__Task objective__. Reproduce the data that follows in its entirety, character for character.

══ Entries ══

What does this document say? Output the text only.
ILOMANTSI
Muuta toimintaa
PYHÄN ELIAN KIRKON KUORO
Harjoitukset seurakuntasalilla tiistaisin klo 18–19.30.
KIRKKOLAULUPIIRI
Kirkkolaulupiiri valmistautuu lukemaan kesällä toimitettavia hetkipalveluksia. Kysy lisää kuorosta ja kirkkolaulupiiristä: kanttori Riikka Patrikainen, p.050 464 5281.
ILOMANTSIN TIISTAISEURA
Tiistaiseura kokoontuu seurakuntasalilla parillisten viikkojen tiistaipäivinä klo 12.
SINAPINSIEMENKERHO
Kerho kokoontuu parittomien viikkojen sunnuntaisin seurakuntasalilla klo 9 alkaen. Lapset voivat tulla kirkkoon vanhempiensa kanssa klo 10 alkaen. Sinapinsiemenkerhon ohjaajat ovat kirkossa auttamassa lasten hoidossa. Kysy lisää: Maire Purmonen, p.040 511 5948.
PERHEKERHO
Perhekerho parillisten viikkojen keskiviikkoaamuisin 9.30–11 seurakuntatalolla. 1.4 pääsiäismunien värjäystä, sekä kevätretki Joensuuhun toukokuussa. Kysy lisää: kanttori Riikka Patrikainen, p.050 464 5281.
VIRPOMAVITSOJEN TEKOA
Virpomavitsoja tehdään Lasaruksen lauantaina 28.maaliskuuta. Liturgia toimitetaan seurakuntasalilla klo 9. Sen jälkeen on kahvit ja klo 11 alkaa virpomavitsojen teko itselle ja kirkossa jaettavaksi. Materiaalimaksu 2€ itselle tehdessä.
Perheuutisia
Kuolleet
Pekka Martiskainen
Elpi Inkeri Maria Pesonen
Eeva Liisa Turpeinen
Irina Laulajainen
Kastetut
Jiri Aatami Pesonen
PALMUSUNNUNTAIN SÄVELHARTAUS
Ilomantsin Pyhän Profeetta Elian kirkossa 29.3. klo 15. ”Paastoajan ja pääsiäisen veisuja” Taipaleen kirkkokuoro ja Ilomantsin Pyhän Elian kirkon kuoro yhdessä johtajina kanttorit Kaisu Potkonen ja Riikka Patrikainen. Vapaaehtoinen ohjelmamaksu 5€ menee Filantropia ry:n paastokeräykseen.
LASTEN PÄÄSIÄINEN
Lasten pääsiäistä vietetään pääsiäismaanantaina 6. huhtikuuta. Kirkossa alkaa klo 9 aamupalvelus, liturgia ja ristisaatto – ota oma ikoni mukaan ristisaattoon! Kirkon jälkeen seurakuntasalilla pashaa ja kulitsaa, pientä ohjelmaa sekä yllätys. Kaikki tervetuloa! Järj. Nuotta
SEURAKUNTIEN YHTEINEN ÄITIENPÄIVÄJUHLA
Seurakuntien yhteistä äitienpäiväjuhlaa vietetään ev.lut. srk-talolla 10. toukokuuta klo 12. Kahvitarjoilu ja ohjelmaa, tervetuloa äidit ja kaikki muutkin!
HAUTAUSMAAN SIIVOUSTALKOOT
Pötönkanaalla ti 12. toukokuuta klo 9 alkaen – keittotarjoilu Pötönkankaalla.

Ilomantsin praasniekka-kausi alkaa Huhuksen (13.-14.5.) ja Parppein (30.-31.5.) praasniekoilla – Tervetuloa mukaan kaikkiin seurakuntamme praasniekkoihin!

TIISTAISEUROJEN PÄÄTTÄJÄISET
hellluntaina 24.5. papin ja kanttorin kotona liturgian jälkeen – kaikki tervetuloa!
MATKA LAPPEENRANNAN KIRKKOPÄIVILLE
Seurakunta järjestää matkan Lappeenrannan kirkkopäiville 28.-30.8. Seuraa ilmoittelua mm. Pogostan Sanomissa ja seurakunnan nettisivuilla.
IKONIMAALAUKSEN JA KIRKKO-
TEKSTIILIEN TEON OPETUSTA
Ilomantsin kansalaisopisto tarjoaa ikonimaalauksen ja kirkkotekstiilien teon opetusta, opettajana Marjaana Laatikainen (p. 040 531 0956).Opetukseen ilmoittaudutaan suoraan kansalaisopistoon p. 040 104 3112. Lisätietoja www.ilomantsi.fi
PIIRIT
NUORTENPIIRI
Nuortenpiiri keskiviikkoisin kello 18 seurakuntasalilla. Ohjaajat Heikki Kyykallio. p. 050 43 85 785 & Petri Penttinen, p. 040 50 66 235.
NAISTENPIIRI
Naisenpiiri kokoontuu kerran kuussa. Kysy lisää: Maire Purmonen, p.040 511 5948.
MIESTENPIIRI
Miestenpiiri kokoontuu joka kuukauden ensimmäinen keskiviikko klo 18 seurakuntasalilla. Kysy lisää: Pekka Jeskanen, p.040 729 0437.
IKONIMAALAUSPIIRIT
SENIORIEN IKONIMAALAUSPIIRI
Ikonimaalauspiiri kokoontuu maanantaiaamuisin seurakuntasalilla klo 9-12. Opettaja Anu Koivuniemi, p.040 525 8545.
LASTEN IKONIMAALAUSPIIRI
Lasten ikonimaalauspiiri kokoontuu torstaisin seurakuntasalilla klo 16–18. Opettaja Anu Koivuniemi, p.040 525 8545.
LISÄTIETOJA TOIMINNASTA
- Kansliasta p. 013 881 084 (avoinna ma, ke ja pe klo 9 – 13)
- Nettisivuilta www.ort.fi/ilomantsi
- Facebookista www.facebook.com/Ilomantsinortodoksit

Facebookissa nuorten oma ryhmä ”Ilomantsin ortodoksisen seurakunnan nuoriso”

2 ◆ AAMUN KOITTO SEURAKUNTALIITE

═══

__Reply__.
What does this document say? Output the text only.
ILOMANTSI
Muuta toimintaa
PYHÄN ELIAN KIRKON KUORO
Harjoitukset seurakuntasalilla tiistaisin klo 18–19.30.
KIRKKOLAULUPIIRI
Kirkkolaulupiiri valmistautuu lukemaan kesällä toimitettavia hetkipalveluksia. Kysy lisää kuorosta ja kirkkolaulupiiristä: kanttori Riikka Patrikainen, p.050 464 5281.
ILOMANTSIN TIISTAISEURA
Tiistaiseura kokoontuu seurakuntasalilla parillisten viikkojen tiistaipäivinä klo 12.
SINAPINSIEMENKERHO
Kerho kokoontuu parittomien viikkojen sunnuntaisin seurakuntasalilla klo 9 alkaen. Lapset voivat tulla kirkkoon vanhempiensa kanssa klo 10 alkaen. Sinapinsiemenkerhon ohjaajat ovat kirkossa auttamassa lasten hoidossa. Kysy lisää: Maire Purmonen, p.040 511 5948.
PERHEKERHO
Perhekerho parillisten viikkojen keskiviikkoaamuisin 9.30–11 seurakuntatalolla. 1.4 pääsiäismunien värjäystä, sekä kevätretki Joensuuhun toukokuussa. Kysy lisää: kanttori Riikka Patrikainen, p.050 464 5281.
VIRPOMAVITSOJEN TEKOA
Virpomavitsoja tehdään Lasaruksen lauantaina 28.maaliskuuta. Liturgia toimitetaan seurakuntasalilla klo 9. Sen jälkeen on kahvit ja klo 11 alkaa virpomavitsojen teko itselle ja kirkossa jaettavaksi. Materiaalimaksu 2€ itselle tehdessä.
Perheuutisia
Kuolleet
Pekka Martiskainen
Elpi Inkeri Maria Pesonen
Eeva Liisa Turpeinen
Irina Laulajainen
Kastetut
Jiri Aatami Pesonen
PALMUSUNNUNTAIN SÄVELHARTAUS
Ilomantsin Pyhän Profeetta Elian kirkossa 29.3. klo 15. ”Paastoajan ja pääsiäisen veisuja” Taipaleen kirkkokuoro ja Ilomantsin Pyhän Elian kirkon kuoro yhdessä johtajina kanttorit Kaisu Potkonen ja Riikka Patrikainen. Vapaaehtoinen ohjelmamaksu 5€ menee Filantropia ry:n paastokeräykseen.
LASTEN PÄÄSIÄINEN
Lasten pääsiäistä vietetään pääsiäismaanantaina 6. huhtikuuta. Kirkossa alkaa klo 9 aamupalvelus, liturgia ja ristisaatto – ota oma ikoni mukaan ristisaattoon! Kirkon jälkeen seurakuntasalilla pashaa ja kulitsaa, pientä ohjelmaa sekä yllätys. Kaikki tervetuloa! Järj. Nuotta
SEURAKUNTIEN YHTEINEN ÄITIENPÄIVÄJUHLA
Seurakuntien yhteistä äitienpäiväjuhlaa vietetään ev.lut. srk-talolla 10. toukokuuta klo 12. Kahvitarjoilu ja ohjelmaa, tervetuloa äidit ja kaikki muutkin!
HAUTAUSMAAN SIIVOUSTALKOOT
Pötönkanaalla ti 12. toukokuuta klo 9 alkaen – keittotarjoilu Pötönkankaalla.

Ilomantsin praasniekka-kausi alkaa Huhuksen (13.-14.5.) ja Parppein (30.-31.5.) praasniekoilla – Tervetuloa mukaan kaikkiin seurakuntamme praasniekkoihin!

TIISTAISEUROJEN PÄÄTTÄJÄISET
hellluntaina 24.5. papin ja kanttorin kotona liturgian jälkeen – kaikki tervetuloa!
MATKA LAPPEENRANNAN KIRKKOPÄIVILLE
Seurakunta järjestää matkan Lappeenrannan kirkkopäiville 28.-30.8. Seuraa ilmoittelua mm. Pogostan Sanomissa ja seurakunnan nettisivuilla.
IKONIMAALAUKSEN JA KIRKKO-
TEKSTIILIEN TEON OPETUSTA
Ilomantsin kansalaisopisto tarjoaa ikonimaalauksen ja kirkkotekstiilien teon opetusta, opettajana Marjaana Laatikainen (p. 040 531 0956).Opetukseen ilmoittaudutaan suoraan kansalaisopistoon p. 040 104 3112. Lisätietoja www.ilomantsi.fi
PIIRIT
NUORTENPIIRI
Nuortenpiiri keskiviikkoisin kello 18 seurakuntasalilla. Ohjaajat Heikki Kyykallio. p. 050 43 85 785 & Petri Penttinen, p. 040 50 66 235.
NAISTENPIIRI
Naisenpiiri kokoontuu kerran kuussa. Kysy lisää: Maire Purmonen, p.040 511 5948.
MIESTENPIIRI
Miestenpiiri kokoontuu joka kuukauden ensimmäinen keskiviikko klo 18 seurakuntasalilla. Kysy lisää: Pekka Jeskanen, p.040 729 0437.
IKONIMAALAUSPIIRIT
SENIORIEN IKONIMAALAUSPIIRI
Ikonimaalauspiiri kokoontuu maanantaiaamuisin seurakuntasalilla klo 9-12. Opettaja Anu Koivuniemi, p.040 525 8545.
LASTEN IKONIMAALAUSPIIRI
Lasten ikonimaalauspiiri kokoontuu torstaisin seurakuntasalilla klo 16–18. Opettaja Anu Koivuniemi, p.040 525 8545.
LISÄTIETOJA TOIMINNASTA
- Kansliasta p. 013 881 084 (avoinna ma, ke ja pe klo 9 – 13)
- Nettisivuilta www.ort.fi/ilomantsi
- Facebookista www.facebook.com/Ilomantsinortodoksit

Facebookissa nuorten oma ryhmä ”Ilomantsin ortodoksisen seurakunnan nuoriso”

2 ◆ AAMUN KOITTO SEURAKUNTALIITE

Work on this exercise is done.